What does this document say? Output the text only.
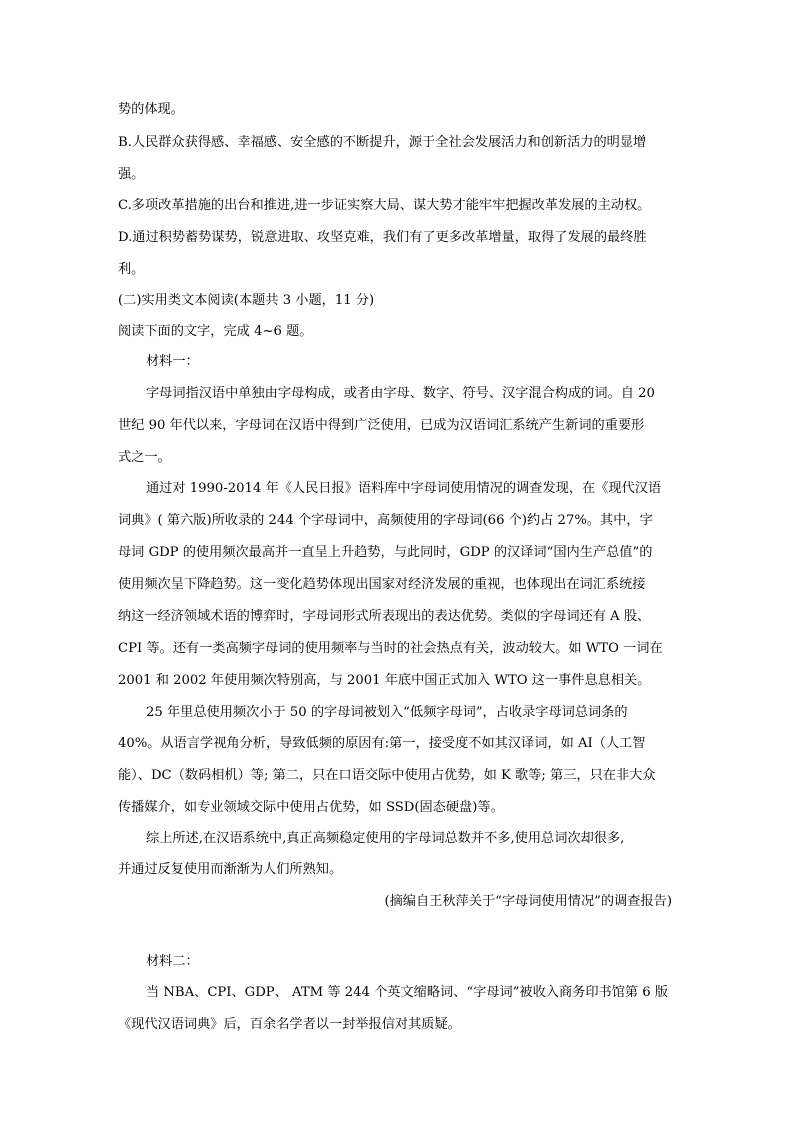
势的体现。
B.人民群众获得感、幸福感、安全感的不断提升，源于全社会发展活力和创新活力的明显增
强。
C.多项改革措施的出台和推进,进一步证实察大局、谋大势才能牢牢把握改革发展的主动权。
D.通过积势蓄势谋势，锐意进取、攻坚克难，我们有了更多改革增量，取得了发展的最终胜
利。
(二)实用类文本阅读(本题共 3 小题，11 分)
阅读下面的文字，完成 4~6 题。
材料一：
字母词指汉语中单独由字母构成，或者由字母、数字、符号、汉字混合构成的词。自 20
世纪 90 年代以来，字母词在汉语中得到广泛使用，已成为汉语词汇系统产生新词的重要形
式之一。
通过对 1990-2014 年《人民日报》语料库中字母词使用情况的调查发现，在《现代汉语
词典》( 第六版)所收录的 244 个字母词中，高频使用的字母词(66 个)约占 27%。其中，字
母词 GDP 的使用频次最高并一直呈上升趋势，与此同时，GDP 的汉译词“国内生产总值”的
使用频次呈下降趋势。这一变化趋势体现出国家对经济发展的重视，也体现出在词汇系统接
纳这一经济领域术语的博弈时，字母词形式所表现出的表达优势。类似的字母词还有 A 股、
CPI 等。还有一类高频字母词的使用频率与当时的社会热点有关，波动较大。如 WTO 一词在
2001 和 2002 年使用频次特别高，与 2001 年底中国正式加入 WTO 这一事件息息相关。
25 年里总使用频次小于 50 的字母词被划入“低频字母词”，占收录字母词总词条的
40%。从语言学视角分析，导致低频的原因有:第一，接受度不如其汉译词，如 AI（人工智
能）、DC（数码相机）等; 第二，只在口语交际中使用占优势，如 K 歌等; 第三，只在非大众
传播媒介，如专业领域交际中使用占优势，如 SSD(固态硬盘)等。
综上所述,在汉语系统中,真正高频稳定使用的字母词总数并不多,使用总词次却很多,
并通过反复使用而渐渐为人们所熟知。
(摘编自王秋萍关于“字母词使用情况”的调查报告)
材料二：
当 NBA、CPI、GDP、 ATM 等 244 个英文缩略词、“字母词”被收入商务印书馆第 6 版
《现代汉语词典》后，百余名学者以一封举报信对其质疑。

■ ■ ■

# The request
Give back the whole listing as it stands, minus its pictures.

# Full solution
What does this document say? Output the text only.
势的体现。
B.人民群众获得感、幸福感、安全感的不断提升，源于全社会发展活力和创新活力的明显增
强。
C.多项改革措施的出台和推进,进一步证实察大局、谋大势才能牢牢把握改革发展的主动权。
D.通过积势蓄势谋势，锐意进取、攻坚克难，我们有了更多改革增量，取得了发展的最终胜
利。
(二)实用类文本阅读(本题共 3 小题，11 分)
阅读下面的文字，完成 4~6 题。
材料一：
字母词指汉语中单独由字母构成，或者由字母、数字、符号、汉字混合构成的词。自 20
世纪 90 年代以来，字母词在汉语中得到广泛使用，已成为汉语词汇系统产生新词的重要形
式之一。
通过对 1990-2014 年《人民日报》语料库中字母词使用情况的调查发现，在《现代汉语
词典》( 第六版)所收录的 244 个字母词中，高频使用的字母词(66 个)约占 27%。其中，字
母词 GDP 的使用频次最高并一直呈上升趋势，与此同时，GDP 的汉译词“国内生产总值”的
使用频次呈下降趋势。这一变化趋势体现出国家对经济发展的重视，也体现出在词汇系统接
纳这一经济领域术语的博弈时，字母词形式所表现出的表达优势。类似的字母词还有 A 股、
CPI 等。还有一类高频字母词的使用频率与当时的社会热点有关，波动较大。如 WTO 一词在
2001 和 2002 年使用频次特别高，与 2001 年底中国正式加入 WTO 这一事件息息相关。
25 年里总使用频次小于 50 的字母词被划入“低频字母词”，占收录字母词总词条的
40%。从语言学视角分析，导致低频的原因有:第一，接受度不如其汉译词，如 AI（人工智
能）、DC（数码相机）等; 第二，只在口语交际中使用占优势，如 K 歌等; 第三，只在非大众
传播媒介，如专业领域交际中使用占优势，如 SSD(固态硬盘)等。
综上所述,在汉语系统中,真正高频稳定使用的字母词总数并不多,使用总词次却很多,
并通过反复使用而渐渐为人们所熟知。
(摘编自王秋萍关于“字母词使用情况”的调查报告)
材料二：
当 NBA、CPI、GDP、 ATM 等 244 个英文缩略词、“字母词”被收入商务印书馆第 6 版
《现代汉语词典》后，百余名学者以一封举报信对其质疑。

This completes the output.